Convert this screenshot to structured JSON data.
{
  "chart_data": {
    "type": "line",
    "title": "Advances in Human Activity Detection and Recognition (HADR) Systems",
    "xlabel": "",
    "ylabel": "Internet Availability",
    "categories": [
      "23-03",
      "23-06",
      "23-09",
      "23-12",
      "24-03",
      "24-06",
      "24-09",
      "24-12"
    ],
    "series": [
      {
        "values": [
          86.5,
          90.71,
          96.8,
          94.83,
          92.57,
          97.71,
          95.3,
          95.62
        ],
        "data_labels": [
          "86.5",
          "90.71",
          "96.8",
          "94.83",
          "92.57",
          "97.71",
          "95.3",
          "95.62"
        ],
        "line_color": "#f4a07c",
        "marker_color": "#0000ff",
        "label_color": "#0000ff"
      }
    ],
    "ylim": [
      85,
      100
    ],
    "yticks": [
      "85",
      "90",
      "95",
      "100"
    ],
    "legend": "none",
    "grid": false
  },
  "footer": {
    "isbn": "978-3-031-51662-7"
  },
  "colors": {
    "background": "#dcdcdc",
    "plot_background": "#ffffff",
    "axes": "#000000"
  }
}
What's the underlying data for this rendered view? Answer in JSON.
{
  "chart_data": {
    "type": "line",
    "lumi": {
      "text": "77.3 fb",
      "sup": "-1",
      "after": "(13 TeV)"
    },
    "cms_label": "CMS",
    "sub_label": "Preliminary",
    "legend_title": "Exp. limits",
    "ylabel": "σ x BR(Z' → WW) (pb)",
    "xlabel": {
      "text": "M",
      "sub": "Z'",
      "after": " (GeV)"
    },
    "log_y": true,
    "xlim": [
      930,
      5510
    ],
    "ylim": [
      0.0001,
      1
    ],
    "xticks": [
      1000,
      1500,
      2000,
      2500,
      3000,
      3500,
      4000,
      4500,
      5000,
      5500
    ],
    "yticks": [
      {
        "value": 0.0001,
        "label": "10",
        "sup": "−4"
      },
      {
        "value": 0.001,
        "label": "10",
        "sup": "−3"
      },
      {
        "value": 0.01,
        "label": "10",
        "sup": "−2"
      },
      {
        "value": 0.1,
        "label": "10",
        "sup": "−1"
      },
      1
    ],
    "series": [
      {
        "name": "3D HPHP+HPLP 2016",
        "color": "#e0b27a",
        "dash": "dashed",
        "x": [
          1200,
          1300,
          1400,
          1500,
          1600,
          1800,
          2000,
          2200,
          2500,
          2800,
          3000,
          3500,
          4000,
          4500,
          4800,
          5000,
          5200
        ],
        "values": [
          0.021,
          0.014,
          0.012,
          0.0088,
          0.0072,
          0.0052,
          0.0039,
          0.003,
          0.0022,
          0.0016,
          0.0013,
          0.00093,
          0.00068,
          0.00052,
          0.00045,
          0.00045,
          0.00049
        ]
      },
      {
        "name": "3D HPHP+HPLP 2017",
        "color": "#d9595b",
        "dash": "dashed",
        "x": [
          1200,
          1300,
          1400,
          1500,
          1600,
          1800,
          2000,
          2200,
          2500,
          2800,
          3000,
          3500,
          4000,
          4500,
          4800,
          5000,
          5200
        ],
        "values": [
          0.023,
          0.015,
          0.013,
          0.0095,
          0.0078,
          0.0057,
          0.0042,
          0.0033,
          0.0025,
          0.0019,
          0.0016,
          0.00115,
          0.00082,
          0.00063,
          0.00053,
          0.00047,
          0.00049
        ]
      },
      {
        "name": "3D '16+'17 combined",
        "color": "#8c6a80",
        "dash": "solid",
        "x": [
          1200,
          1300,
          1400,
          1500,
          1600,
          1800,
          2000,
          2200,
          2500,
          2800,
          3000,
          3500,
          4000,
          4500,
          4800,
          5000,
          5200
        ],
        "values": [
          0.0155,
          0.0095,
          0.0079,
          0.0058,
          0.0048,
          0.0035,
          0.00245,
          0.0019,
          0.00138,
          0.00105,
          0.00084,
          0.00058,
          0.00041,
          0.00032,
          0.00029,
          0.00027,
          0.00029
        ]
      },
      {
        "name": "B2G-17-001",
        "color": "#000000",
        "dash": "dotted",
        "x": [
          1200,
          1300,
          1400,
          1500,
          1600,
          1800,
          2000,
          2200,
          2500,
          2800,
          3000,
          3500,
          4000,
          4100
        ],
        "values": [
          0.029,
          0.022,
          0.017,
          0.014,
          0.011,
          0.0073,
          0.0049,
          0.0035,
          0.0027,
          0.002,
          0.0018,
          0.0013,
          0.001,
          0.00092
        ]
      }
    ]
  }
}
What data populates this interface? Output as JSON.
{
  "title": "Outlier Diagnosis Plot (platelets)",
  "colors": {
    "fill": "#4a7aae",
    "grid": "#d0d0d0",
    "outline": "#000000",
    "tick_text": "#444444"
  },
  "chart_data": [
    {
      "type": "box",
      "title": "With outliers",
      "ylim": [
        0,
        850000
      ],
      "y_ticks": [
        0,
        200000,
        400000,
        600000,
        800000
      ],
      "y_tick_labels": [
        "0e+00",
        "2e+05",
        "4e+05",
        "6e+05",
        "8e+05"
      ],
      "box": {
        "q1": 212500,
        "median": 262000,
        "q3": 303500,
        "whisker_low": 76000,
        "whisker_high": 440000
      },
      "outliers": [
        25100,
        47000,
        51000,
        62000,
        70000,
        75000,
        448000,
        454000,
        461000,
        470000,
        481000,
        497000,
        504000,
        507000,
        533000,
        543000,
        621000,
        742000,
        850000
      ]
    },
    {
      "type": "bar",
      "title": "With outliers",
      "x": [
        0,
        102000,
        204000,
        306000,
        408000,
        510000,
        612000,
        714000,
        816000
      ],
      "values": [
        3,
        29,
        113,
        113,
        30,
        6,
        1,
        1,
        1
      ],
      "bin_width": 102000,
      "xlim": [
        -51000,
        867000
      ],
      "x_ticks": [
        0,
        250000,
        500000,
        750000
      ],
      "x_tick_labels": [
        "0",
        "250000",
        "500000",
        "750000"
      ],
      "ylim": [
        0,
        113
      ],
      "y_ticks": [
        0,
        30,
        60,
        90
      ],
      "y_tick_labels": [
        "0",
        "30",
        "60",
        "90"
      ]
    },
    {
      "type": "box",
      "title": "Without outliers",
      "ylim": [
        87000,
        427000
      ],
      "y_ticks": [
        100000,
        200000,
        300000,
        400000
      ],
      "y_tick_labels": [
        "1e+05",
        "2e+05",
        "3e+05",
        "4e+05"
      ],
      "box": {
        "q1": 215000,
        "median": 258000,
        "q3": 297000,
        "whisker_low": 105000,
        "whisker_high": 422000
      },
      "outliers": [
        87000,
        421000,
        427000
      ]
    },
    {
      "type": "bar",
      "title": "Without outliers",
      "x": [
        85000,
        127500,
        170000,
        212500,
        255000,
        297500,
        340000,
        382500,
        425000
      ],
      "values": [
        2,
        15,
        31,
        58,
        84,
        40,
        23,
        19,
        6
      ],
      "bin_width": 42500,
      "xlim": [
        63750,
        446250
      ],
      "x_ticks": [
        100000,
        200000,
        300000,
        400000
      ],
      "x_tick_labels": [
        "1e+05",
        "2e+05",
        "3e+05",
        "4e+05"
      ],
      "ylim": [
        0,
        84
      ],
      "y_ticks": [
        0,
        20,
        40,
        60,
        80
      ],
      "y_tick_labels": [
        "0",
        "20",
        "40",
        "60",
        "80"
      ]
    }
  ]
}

_SHORT PROBLEM_. In the material above, show every line where the word "What" turns up.

_CORRECT ANSWER_.
What's the underlying data for this rendered view? Answer in JSON.
What data populates this interface? Output as JSON.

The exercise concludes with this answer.